- _Problem statement_: Every line from the line containing "Serialize everything readable" through the final line of the data is to be printed exactly; no other line is to appear.

- _Source material_:
▬▬▬▬▬▬▬▬▬▬

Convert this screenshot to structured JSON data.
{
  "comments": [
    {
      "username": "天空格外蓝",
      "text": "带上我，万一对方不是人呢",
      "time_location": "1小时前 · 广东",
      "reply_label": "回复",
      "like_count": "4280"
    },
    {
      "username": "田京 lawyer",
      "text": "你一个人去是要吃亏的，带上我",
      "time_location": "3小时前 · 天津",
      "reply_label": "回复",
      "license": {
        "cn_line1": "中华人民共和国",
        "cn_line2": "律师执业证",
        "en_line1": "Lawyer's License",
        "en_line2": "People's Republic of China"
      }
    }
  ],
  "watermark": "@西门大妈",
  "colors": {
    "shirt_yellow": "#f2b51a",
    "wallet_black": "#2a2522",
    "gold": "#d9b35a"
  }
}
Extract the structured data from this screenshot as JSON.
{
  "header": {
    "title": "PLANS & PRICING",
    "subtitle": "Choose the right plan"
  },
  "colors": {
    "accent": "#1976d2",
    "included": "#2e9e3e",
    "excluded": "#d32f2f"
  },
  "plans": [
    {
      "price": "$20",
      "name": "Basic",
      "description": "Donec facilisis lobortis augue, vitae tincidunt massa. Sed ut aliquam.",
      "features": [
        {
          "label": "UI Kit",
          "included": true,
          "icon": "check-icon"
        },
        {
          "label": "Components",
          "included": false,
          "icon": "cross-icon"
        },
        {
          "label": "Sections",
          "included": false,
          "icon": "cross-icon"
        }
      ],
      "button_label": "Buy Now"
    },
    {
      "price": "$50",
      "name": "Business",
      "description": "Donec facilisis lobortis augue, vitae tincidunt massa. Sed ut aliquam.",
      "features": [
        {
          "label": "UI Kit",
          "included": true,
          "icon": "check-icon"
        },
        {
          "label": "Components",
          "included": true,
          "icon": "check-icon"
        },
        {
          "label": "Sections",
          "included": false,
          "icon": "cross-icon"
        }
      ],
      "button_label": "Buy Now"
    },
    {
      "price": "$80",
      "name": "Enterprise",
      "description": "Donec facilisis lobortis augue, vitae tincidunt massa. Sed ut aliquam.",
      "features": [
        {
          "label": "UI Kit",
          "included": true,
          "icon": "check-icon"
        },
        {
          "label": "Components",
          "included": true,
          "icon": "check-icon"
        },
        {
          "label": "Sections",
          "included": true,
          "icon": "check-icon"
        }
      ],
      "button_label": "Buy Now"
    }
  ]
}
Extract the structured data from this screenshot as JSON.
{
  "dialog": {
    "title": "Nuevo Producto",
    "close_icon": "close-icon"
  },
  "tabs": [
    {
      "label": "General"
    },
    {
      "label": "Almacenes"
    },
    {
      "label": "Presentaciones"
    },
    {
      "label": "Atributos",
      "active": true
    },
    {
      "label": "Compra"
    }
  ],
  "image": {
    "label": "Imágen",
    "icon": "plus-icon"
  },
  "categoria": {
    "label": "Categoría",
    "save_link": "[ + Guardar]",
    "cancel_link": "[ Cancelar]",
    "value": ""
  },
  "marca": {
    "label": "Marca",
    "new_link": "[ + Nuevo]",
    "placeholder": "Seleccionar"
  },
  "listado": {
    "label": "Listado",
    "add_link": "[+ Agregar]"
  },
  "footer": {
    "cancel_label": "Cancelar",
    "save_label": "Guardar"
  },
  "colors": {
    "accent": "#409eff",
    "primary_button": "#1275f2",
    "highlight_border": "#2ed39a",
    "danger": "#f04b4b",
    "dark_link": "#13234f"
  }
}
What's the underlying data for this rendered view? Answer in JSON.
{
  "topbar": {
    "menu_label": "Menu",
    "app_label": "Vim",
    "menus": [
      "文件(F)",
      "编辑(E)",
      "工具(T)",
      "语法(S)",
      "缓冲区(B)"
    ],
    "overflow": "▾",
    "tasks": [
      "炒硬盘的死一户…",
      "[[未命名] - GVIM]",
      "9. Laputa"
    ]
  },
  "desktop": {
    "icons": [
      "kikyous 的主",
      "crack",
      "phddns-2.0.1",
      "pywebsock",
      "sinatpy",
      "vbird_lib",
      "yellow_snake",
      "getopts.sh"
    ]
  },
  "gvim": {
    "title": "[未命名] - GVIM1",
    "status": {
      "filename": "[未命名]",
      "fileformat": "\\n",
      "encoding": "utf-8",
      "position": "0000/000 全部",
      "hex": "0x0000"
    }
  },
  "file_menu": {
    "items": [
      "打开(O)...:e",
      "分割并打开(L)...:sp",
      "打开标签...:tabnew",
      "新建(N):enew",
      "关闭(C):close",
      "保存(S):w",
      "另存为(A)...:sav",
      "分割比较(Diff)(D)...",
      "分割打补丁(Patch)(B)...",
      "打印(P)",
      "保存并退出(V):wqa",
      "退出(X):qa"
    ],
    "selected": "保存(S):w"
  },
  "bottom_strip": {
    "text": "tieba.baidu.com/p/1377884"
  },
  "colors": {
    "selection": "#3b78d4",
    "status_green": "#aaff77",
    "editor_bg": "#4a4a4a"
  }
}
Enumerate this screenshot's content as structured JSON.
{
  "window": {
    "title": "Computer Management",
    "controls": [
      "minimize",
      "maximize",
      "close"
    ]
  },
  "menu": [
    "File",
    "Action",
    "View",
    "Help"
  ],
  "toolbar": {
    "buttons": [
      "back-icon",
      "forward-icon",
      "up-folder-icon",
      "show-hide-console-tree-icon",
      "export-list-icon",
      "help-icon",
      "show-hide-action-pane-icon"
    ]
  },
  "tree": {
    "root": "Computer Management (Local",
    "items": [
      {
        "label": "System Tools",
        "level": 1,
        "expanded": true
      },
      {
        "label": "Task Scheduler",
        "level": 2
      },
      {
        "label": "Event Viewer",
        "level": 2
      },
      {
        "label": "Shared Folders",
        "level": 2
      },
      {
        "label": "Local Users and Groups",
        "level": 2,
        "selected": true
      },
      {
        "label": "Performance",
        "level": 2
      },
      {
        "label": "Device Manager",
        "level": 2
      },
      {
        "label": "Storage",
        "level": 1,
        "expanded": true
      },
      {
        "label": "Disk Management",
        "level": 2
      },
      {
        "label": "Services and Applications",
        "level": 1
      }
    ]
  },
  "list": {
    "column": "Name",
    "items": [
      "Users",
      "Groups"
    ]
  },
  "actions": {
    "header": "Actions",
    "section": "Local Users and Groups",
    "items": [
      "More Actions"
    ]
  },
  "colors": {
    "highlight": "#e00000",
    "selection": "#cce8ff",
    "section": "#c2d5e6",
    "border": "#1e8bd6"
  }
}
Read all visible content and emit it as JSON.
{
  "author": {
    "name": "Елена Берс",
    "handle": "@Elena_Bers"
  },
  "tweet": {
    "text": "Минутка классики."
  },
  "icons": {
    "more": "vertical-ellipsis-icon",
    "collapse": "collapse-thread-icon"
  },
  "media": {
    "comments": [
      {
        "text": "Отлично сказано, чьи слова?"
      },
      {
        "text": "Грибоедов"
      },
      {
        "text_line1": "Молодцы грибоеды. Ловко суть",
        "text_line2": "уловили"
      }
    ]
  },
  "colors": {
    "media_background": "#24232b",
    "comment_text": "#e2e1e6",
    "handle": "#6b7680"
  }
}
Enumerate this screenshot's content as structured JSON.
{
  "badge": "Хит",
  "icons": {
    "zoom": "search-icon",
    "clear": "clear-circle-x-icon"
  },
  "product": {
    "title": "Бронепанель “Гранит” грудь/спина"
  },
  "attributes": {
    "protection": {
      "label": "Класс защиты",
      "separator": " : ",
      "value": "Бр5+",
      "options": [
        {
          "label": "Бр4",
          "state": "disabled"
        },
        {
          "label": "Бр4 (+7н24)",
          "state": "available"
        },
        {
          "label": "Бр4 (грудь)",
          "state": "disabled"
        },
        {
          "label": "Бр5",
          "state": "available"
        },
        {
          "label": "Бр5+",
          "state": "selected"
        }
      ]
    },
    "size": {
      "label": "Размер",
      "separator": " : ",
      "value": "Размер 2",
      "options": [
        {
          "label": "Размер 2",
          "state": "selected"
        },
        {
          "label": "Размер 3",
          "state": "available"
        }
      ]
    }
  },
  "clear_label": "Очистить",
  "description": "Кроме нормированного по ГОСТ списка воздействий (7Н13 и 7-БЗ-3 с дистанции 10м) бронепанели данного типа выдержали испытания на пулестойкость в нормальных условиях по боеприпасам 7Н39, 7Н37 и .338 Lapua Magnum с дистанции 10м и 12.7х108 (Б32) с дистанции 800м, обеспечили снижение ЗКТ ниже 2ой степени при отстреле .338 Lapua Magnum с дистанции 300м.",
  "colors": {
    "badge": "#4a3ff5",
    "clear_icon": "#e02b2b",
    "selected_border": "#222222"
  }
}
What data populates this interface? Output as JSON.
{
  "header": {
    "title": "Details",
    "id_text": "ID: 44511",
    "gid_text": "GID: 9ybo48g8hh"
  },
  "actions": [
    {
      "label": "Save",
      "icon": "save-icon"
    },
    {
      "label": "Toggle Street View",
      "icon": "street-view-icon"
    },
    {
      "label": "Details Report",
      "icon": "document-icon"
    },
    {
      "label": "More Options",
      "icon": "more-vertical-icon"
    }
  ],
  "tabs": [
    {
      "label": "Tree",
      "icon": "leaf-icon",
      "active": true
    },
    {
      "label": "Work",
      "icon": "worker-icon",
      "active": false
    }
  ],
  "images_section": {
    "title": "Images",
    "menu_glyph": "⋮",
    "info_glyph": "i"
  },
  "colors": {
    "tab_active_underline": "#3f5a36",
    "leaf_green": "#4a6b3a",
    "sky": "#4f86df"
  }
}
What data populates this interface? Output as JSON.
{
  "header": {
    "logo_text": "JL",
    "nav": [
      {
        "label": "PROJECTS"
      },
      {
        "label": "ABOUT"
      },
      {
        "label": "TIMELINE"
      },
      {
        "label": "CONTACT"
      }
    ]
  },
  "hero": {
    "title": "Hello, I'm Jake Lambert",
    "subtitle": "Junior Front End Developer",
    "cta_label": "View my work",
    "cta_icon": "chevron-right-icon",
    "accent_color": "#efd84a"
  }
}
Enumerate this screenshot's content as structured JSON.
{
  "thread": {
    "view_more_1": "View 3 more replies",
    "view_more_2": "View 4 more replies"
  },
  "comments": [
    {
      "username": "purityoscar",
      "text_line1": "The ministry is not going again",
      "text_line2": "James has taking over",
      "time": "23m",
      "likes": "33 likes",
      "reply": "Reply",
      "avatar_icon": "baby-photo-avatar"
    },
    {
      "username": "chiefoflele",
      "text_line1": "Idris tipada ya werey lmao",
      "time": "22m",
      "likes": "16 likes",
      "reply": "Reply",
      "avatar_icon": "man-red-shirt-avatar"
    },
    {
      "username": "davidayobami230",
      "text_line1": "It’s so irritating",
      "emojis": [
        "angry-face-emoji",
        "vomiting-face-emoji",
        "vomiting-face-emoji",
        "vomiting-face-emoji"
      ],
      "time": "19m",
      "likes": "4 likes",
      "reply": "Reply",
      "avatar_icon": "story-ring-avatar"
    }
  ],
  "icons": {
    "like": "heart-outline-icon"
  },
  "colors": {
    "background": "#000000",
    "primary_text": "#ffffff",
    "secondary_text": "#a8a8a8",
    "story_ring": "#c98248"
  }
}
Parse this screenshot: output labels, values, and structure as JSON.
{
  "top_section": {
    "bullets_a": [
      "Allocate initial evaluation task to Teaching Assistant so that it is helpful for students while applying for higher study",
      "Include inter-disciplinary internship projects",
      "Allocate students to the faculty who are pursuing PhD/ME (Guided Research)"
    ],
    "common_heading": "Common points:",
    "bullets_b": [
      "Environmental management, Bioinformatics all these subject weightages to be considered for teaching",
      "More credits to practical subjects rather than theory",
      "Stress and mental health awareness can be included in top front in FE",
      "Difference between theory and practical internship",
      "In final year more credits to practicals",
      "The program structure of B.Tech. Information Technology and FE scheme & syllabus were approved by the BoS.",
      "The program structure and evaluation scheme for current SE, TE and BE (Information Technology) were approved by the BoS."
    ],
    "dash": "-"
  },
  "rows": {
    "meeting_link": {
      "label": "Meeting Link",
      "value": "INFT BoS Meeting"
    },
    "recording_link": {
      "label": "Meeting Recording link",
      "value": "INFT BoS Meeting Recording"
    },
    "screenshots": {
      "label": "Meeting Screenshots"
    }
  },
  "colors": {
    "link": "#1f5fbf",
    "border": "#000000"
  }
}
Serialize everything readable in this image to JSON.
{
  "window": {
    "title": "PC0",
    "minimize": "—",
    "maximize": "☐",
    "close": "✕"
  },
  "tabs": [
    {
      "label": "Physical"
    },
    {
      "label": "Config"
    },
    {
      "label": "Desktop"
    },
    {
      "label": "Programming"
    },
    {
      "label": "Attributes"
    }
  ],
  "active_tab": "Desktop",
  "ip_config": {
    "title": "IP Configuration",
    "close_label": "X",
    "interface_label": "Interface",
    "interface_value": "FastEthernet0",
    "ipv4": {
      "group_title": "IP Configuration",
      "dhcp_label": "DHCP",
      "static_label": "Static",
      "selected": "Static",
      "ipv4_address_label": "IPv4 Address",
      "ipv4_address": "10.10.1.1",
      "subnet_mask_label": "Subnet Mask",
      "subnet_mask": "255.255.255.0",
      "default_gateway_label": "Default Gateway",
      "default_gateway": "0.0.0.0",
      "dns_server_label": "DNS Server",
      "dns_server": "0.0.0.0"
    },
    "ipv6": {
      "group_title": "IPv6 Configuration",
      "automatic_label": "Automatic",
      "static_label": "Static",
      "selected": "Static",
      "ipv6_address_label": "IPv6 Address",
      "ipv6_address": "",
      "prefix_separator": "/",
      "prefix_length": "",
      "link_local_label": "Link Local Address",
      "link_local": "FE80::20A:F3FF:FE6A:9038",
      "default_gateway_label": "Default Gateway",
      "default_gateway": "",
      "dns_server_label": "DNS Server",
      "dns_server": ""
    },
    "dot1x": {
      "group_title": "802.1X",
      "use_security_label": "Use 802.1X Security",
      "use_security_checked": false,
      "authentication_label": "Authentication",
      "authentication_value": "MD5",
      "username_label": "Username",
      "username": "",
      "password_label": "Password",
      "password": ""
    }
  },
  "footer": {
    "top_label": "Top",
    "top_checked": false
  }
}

▬▬▬▬▬▬▬▬▬▬

- _Solution to this problem_:
Serialize everything readable in this image to JSON.
{
  "window": {
    "title": "PC0",
    "minimize": "—",
    "maximize": "☐",
    "close": "✕"
  },
  "tabs": [
    {
      "label": "Physical"
    },
    {
      "label": "Config"
    },
    {
      "label": "Desktop"
    },
    {
      "label": "Programming"
    },
    {
      "label": "Attributes"
    }
  ],
  "active_tab": "Desktop",
  "ip_config": {
    "title": "IP Configuration",
    "close_label": "X",
    "interface_label": "Interface",
    "interface_value": "FastEthernet0",
    "ipv4": {
      "group_title": "IP Configuration",
      "dhcp_label": "DHCP",
      "static_label": "Static",
      "selected": "Static",
      "ipv4_address_label": "IPv4 Address",
      "ipv4_address": "10.10.1.1",
      "subnet_mask_label": "Subnet Mask",
      "subnet_mask": "255.255.255.0",
      "default_gateway_label": "Default Gateway",
      "default_gateway": "0.0.0.0",
      "dns_server_label": "DNS Server",
      "dns_server": "0.0.0.0"
    },
    "ipv6": {
      "group_title": "IPv6 Configuration",
      "automatic_label": "Automatic",
      "static_label": "Static",
      "selected": "Static",
      "ipv6_address_label": "IPv6 Address",
      "ipv6_address": "",
      "prefix_separator": "/",
      "prefix_length": "",
      "link_local_label": "Link Local Address",
      "link_local": "FE80::20A:F3FF:FE6A:9038",
      "default_gateway_label": "Default Gateway",
      "default_gateway": "",
      "dns_server_label": "DNS Server",
      "dns_server": ""
    },
    "dot1x": {
      "group_title": "802.1X",
      "use_security_label": "Use 802.1X Security",
      "use_security_checked": false,
      "authentication_label": "Authentication",
      "authentication_value": "MD5",
      "username_label": "Username",
      "username": "",
      "password_label": "Password",
      "password": ""
    }
  },
  "footer": {
    "top_label": "Top",
    "top_checked": false
  }
}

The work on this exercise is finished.